(Some records)

··········

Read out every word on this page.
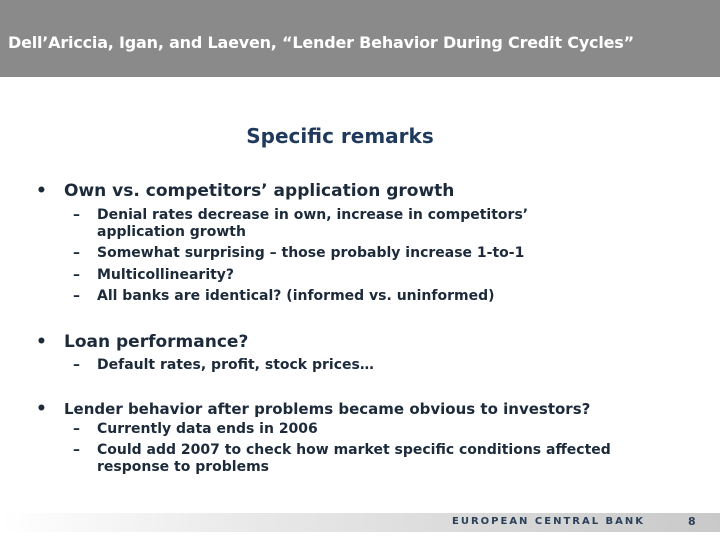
Dell’Ariccia, Igan, and Laeven, “Lender Behavior During Credit Cycles”
Specific remarks
• Own vs. competitors’ application growth
– Denial rates decrease in own, increase in competitors’ application growth
– Somewhat surprising – those probably increase 1-to-1
– Multicollinearity?
– All banks are identical? (informed vs. uninformed)
• Loan performance?
– Default rates, profit, stock prices…
• Lender behavior after problems became obvious to investors?
– Currently data ends in 2006
– Could add 2007 to check how market specific conditions affected response to problems
EUROPEAN CENTRAL BANK	8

··········

Work required: Reproduce the material word for word. Any pictures should be left out of the copy.

Written solution:
Read out every word on this page.
Dell’Ariccia, Igan, and Laeven, “Lender Behavior During Credit Cycles”
Specific remarks
• Own vs. competitors’ application growth
– Denial rates decrease in own, increase in competitors’ application growth
– Somewhat surprising – those probably increase 1-to-1
– Multicollinearity?
– All banks are identical? (informed vs. uninformed)
• Loan performance?
– Default rates, profit, stock prices…
• Lender behavior after problems became obvious to investors?
– Currently data ends in 2006
– Could add 2007 to check how market specific conditions affected response to problems
EUROPEAN CENTRAL BANK	8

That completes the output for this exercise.